**Texto para leer**

<<<<

Ahora, que han pasado ya más de cuarenta largos años, veo la tienda como una especie de museo, como una habitación multiusos donde no sólo había comestibles, también alpargatas, cuerdas, piensos y un largo etcétera que no recuerdo con precisión. La parte central de la estancia, alargada en el sentido de la calle Magdalena, estaba ocupada por un amplio mostrador con vitrinas donde se veían toda clase de productos, al igual que en las grandes estanterías que existían detrás del mismo. Varias cosas llaman mi atención en esta visión retrospectiva: la máquina de cortar el bacalao y el ventilador. La primera porque se trataba de una guillotina que no tenía ninguna protección. Estaba sobre el mostrador al alcance de cualquiera y sólo la voz de Luisa advirtiendo lo que iba a hacer hacía persistir a los niños curiosos de poner los dedos donde no debían. ¡Niño apártate que voy a cortar el bacalao!, gritaba de cuando en cuando Luisa. Y acto seguido resonaba en la tienda el golpe fuerte y seco de la cuchilla. Al ventilador le ocurría lo mismo, era todo metálico con las hélices de acero cortante y sin rejilla protectora. Estaba casi siempre funcionando, pues Luisa era muy calurosa y le gustaba que estuviera la tienda fresca y sin moscas. Por eso, había de forma perenne una cortina atajando el paso de los que entraban. Mi reflexión me lleva a considerar que nunca hubo ningún accidente con ambos instrumentos, a pesar de que la tienda estaba siempre llena de niños comprando golosinas.

>>>>

**Entradas almacenadas**
<<<<

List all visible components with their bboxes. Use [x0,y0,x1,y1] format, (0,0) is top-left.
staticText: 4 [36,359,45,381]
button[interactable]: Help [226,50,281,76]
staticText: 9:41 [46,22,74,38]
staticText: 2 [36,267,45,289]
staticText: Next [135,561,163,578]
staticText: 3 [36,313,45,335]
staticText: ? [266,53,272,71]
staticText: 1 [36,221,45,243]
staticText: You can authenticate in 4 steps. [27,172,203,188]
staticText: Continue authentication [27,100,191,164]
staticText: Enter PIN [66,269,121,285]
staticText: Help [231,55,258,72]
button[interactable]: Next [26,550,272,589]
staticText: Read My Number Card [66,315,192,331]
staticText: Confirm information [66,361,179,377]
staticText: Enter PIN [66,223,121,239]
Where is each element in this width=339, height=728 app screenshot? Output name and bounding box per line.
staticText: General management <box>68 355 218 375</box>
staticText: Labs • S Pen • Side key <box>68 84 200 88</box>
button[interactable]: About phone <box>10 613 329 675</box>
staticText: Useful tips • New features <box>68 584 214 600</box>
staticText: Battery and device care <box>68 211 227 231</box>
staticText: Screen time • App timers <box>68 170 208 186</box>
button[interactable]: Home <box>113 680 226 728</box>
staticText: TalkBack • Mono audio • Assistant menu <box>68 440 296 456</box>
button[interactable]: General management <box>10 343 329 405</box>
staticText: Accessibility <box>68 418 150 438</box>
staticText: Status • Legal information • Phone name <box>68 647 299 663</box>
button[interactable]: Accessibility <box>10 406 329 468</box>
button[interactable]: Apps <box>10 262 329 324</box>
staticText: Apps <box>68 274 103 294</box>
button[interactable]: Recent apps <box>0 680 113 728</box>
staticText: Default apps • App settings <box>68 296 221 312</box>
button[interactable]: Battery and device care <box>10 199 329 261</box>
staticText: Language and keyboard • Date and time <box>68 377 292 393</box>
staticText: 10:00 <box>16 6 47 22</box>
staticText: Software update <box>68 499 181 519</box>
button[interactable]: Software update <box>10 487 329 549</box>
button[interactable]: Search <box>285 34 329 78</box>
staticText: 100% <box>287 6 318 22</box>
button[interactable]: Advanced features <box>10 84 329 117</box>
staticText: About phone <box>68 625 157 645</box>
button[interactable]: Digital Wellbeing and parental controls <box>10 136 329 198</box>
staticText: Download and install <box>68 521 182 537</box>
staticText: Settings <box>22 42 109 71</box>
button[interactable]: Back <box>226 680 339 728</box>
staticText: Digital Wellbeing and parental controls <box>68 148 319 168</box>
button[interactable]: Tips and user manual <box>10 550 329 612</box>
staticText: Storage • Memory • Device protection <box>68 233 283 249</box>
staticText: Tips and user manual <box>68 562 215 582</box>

>>>>

**Retos**
(A) En el texto sobre la tienda, ¿qué dos cosas llaman la atención en esa visión retrospectiva?
(B) Devuelve sin ningún cambio todo lo que va desde el comienzo de las entradas hasta la línea que contiene "staticText: 1 [36,221,45,243]", ambos extremos incluidos.

**Soluciones**
(A) La máquina de cortar el bacalao y el ventilador.

(B)
List all visible components with their bboxes. Use [x0,y0,x1,y1] format, (0,0) is top-left.
staticText: 4 [36,359,45,381]
button[interactable]: Help [226,50,281,76]
staticText: 9:41 [46,22,74,38]
staticText: 2 [36,267,45,289]
staticText: Next [135,561,163,578]
staticText: 3 [36,313,45,335]
staticText: ? [266,53,272,71]
staticText: 1 [36,221,45,243]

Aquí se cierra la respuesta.